**THE TASK:** Please repeat all of the listing exactly.

Records from a collection
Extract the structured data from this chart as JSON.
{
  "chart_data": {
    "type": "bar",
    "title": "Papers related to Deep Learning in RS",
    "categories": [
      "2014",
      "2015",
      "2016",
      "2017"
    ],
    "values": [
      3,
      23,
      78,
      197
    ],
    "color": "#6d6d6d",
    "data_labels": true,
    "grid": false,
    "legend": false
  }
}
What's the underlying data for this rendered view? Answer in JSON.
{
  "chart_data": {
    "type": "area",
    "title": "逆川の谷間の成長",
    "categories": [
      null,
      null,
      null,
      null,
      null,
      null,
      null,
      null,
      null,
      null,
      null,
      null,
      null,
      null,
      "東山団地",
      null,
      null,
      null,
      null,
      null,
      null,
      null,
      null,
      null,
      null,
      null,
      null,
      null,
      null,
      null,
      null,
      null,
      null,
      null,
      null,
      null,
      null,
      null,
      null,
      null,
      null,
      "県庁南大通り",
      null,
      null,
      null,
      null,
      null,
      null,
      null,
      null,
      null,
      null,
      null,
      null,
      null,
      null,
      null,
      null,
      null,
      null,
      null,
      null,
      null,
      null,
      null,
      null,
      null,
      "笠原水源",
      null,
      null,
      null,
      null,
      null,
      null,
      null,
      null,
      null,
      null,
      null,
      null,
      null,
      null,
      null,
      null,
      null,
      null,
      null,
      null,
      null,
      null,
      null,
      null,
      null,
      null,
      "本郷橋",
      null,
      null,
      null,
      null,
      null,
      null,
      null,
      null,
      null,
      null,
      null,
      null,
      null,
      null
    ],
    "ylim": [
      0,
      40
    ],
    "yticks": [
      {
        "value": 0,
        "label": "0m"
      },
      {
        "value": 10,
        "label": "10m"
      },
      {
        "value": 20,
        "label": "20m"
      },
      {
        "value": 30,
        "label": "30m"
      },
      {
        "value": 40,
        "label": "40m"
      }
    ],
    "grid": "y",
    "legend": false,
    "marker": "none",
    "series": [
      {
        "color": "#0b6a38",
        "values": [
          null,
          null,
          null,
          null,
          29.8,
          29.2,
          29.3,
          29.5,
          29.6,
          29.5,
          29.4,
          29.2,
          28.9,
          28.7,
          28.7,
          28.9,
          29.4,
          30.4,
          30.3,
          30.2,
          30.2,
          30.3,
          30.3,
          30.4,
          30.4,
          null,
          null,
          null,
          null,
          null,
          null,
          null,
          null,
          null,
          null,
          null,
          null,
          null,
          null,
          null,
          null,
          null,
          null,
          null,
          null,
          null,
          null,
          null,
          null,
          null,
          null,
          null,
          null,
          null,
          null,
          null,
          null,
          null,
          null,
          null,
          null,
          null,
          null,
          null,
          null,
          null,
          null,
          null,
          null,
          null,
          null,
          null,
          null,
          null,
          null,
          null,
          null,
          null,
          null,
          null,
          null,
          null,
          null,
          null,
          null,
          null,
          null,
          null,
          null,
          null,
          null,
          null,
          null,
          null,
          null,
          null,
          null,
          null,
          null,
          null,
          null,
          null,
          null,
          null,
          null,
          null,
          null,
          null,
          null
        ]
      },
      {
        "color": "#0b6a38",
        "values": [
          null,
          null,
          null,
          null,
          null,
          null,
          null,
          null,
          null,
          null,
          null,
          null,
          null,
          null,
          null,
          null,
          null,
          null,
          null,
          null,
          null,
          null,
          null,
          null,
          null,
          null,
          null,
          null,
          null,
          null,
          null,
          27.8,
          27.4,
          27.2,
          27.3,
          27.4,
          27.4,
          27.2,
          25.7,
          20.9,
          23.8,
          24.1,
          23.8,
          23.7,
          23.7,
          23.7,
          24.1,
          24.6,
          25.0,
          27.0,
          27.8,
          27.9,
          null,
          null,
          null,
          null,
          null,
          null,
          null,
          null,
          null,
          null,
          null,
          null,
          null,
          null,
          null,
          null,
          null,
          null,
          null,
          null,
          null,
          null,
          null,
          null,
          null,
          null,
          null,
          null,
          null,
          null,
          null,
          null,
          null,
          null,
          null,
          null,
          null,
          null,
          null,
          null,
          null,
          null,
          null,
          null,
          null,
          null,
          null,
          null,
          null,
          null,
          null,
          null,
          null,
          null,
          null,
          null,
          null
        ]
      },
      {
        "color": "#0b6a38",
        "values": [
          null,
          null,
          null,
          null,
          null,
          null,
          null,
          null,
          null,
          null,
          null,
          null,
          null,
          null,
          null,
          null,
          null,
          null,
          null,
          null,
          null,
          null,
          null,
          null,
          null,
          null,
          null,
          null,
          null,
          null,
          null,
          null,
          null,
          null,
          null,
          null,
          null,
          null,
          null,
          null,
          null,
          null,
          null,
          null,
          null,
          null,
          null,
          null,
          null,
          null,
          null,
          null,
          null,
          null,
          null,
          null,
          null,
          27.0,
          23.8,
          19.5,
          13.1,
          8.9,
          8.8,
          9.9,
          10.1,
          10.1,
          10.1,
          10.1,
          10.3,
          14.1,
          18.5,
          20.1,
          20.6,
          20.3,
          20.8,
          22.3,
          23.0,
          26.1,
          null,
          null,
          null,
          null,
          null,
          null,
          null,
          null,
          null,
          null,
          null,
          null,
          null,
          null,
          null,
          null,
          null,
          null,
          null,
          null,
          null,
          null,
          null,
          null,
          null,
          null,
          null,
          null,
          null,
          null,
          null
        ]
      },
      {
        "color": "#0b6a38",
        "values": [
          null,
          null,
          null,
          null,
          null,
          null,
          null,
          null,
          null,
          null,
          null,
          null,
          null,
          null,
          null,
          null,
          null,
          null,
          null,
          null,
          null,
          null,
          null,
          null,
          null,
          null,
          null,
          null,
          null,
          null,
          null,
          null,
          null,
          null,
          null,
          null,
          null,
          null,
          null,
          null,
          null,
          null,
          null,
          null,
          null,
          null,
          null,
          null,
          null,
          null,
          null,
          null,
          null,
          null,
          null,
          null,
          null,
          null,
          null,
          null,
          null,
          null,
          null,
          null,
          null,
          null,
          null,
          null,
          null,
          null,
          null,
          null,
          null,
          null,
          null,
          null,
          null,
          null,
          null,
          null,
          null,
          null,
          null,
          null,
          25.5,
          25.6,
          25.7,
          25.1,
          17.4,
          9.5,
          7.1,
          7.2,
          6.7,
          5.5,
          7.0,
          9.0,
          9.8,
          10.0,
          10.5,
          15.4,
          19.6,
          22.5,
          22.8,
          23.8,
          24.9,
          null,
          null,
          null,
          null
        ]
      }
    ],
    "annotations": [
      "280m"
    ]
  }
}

**SOLUTION:**
Extract the structured data from this chart as JSON.
{
  "chart_data": {
    "type": "bar",
    "title": "Papers related to Deep Learning in RS",
    "categories": [
      "2014",
      "2015",
      "2016",
      "2017"
    ],
    "values": [
      3,
      23,
      78,
      197
    ],
    "color": "#6d6d6d",
    "data_labels": true,
    "grid": false,
    "legend": false
  }
}
What's the underlying data for this rendered view? Answer in JSON.
{
  "chart_data": {
    "type": "area",
    "title": "逆川の谷間の成長",
    "categories": [
      null,
      null,
      null,
      null,
      null,
      null,
      null,
      null,
      null,
      null,
      null,
      null,
      null,
      null,
      "東山団地",
      null,
      null,
      null,
      null,
      null,
      null,
      null,
      null,
      null,
      null,
      null,
      null,
      null,
      null,
      null,
      null,
      null,
      null,
      null,
      null,
      null,
      null,
      null,
      null,
      null,
      null,
      "県庁南大通り",
      null,
      null,
      null,
      null,
      null,
      null,
      null,
      null,
      null,
      null,
      null,
      null,
      null,
      null,
      null,
      null,
      null,
      null,
      null,
      null,
      null,
      null,
      null,
      null,
      null,
      "笠原水源",
      null,
      null,
      null,
      null,
      null,
      null,
      null,
      null,
      null,
      null,
      null,
      null,
      null,
      null,
      null,
      null,
      null,
      null,
      null,
      null,
      null,
      null,
      null,
      null,
      null,
      null,
      "本郷橋",
      null,
      null,
      null,
      null,
      null,
      null,
      null,
      null,
      null,
      null,
      null,
      null,
      null,
      null
    ],
    "ylim": [
      0,
      40
    ],
    "yticks": [
      {
        "value": 0,
        "label": "0m"
      },
      {
        "value": 10,
        "label": "10m"
      },
      {
        "value": 20,
        "label": "20m"
      },
      {
        "value": 30,
        "label": "30m"
      },
      {
        "value": 40,
        "label": "40m"
      }
    ],
    "grid": "y",
    "legend": false,
    "marker": "none",
    "series": [
      {
        "color": "#0b6a38",
        "values": [
          null,
          null,
          null,
          null,
          29.8,
          29.2,
          29.3,
          29.5,
          29.6,
          29.5,
          29.4,
          29.2,
          28.9,
          28.7,
          28.7,
          28.9,
          29.4,
          30.4,
          30.3,
          30.2,
          30.2,
          30.3,
          30.3,
          30.4,
          30.4,
          null,
          null,
          null,
          null,
          null,
          null,
          null,
          null,
          null,
          null,
          null,
          null,
          null,
          null,
          null,
          null,
          null,
          null,
          null,
          null,
          null,
          null,
          null,
          null,
          null,
          null,
          null,
          null,
          null,
          null,
          null,
          null,
          null,
          null,
          null,
          null,
          null,
          null,
          null,
          null,
          null,
          null,
          null,
          null,
          null,
          null,
          null,
          null,
          null,
          null,
          null,
          null,
          null,
          null,
          null,
          null,
          null,
          null,
          null,
          null,
          null,
          null,
          null,
          null,
          null,
          null,
          null,
          null,
          null,
          null,
          null,
          null,
          null,
          null,
          null,
          null,
          null,
          null,
          null,
          null,
          null,
          null,
          null,
          null
        ]
      },
      {
        "color": "#0b6a38",
        "values": [
          null,
          null,
          null,
          null,
          null,
          null,
          null,
          null,
          null,
          null,
          null,
          null,
          null,
          null,
          null,
          null,
          null,
          null,
          null,
          null,
          null,
          null,
          null,
          null,
          null,
          null,
          null,
          null,
          null,
          null,
          null,
          27.8,
          27.4,
          27.2,
          27.3,
          27.4,
          27.4,
          27.2,
          25.7,
          20.9,
          23.8,
          24.1,
          23.8,
          23.7,
          23.7,
          23.7,
          24.1,
          24.6,
          25.0,
          27.0,
          27.8,
          27.9,
          null,
          null,
          null,
          null,
          null,
          null,
          null,
          null,
          null,
          null,
          null,
          null,
          null,
          null,
          null,
          null,
          null,
          null,
          null,
          null,
          null,
          null,
          null,
          null,
          null,
          null,
          null,
          null,
          null,
          null,
          null,
          null,
          null,
          null,
          null,
          null,
          null,
          null,
          null,
          null,
          null,
          null,
          null,
          null,
          null,
          null,
          null,
          null,
          null,
          null,
          null,
          null,
          null,
          null,
          null,
          null,
          null
        ]
      },
      {
        "color": "#0b6a38",
        "values": [
          null,
          null,
          null,
          null,
          null,
          null,
          null,
          null,
          null,
          null,
          null,
          null,
          null,
          null,
          null,
          null,
          null,
          null,
          null,
          null,
          null,
          null,
          null,
          null,
          null,
          null,
          null,
          null,
          null,
          null,
          null,
          null,
          null,
          null,
          null,
          null,
          null,
          null,
          null,
          null,
          null,
          null,
          null,
          null,
          null,
          null,
          null,
          null,
          null,
          null,
          null,
          null,
          null,
          null,
          null,
          null,
          null,
          27.0,
          23.8,
          19.5,
          13.1,
          8.9,
          8.8,
          9.9,
          10.1,
          10.1,
          10.1,
          10.1,
          10.3,
          14.1,
          18.5,
          20.1,
          20.6,
          20.3,
          20.8,
          22.3,
          23.0,
          26.1,
          null,
          null,
          null,
          null,
          null,
          null,
          null,
          null,
          null,
          null,
          null,
          null,
          null,
          null,
          null,
          null,
          null,
          null,
          null,
          null,
          null,
          null,
          null,
          null,
          null,
          null,
          null,
          null,
          null,
          null,
          null
        ]
      },
      {
        "color": "#0b6a38",
        "values": [
          null,
          null,
          null,
          null,
          null,
          null,
          null,
          null,
          null,
          null,
          null,
          null,
          null,
          null,
          null,
          null,
          null,
          null,
          null,
          null,
          null,
          null,
          null,
          null,
          null,
          null,
          null,
          null,
          null,
          null,
          null,
          null,
          null,
          null,
          null,
          null,
          null,
          null,
          null,
          null,
          null,
          null,
          null,
          null,
          null,
          null,
          null,
          null,
          null,
          null,
          null,
          null,
          null,
          null,
          null,
          null,
          null,
          null,
          null,
          null,
          null,
          null,
          null,
          null,
          null,
          null,
          null,
          null,
          null,
          null,
          null,
          null,
          null,
          null,
          null,
          null,
          null,
          null,
          null,
          null,
          null,
          null,
          null,
          null,
          25.5,
          25.6,
          25.7,
          25.1,
          17.4,
          9.5,
          7.1,
          7.2,
          6.7,
          5.5,
          7.0,
          9.0,
          9.8,
          10.0,
          10.5,
          15.4,
          19.6,
          22.5,
          22.8,
          23.8,
          24.9,
          null,
          null,
          null,
          null
        ]
      }
    ],
    "annotations": [
      "280m"
    ]
  }
}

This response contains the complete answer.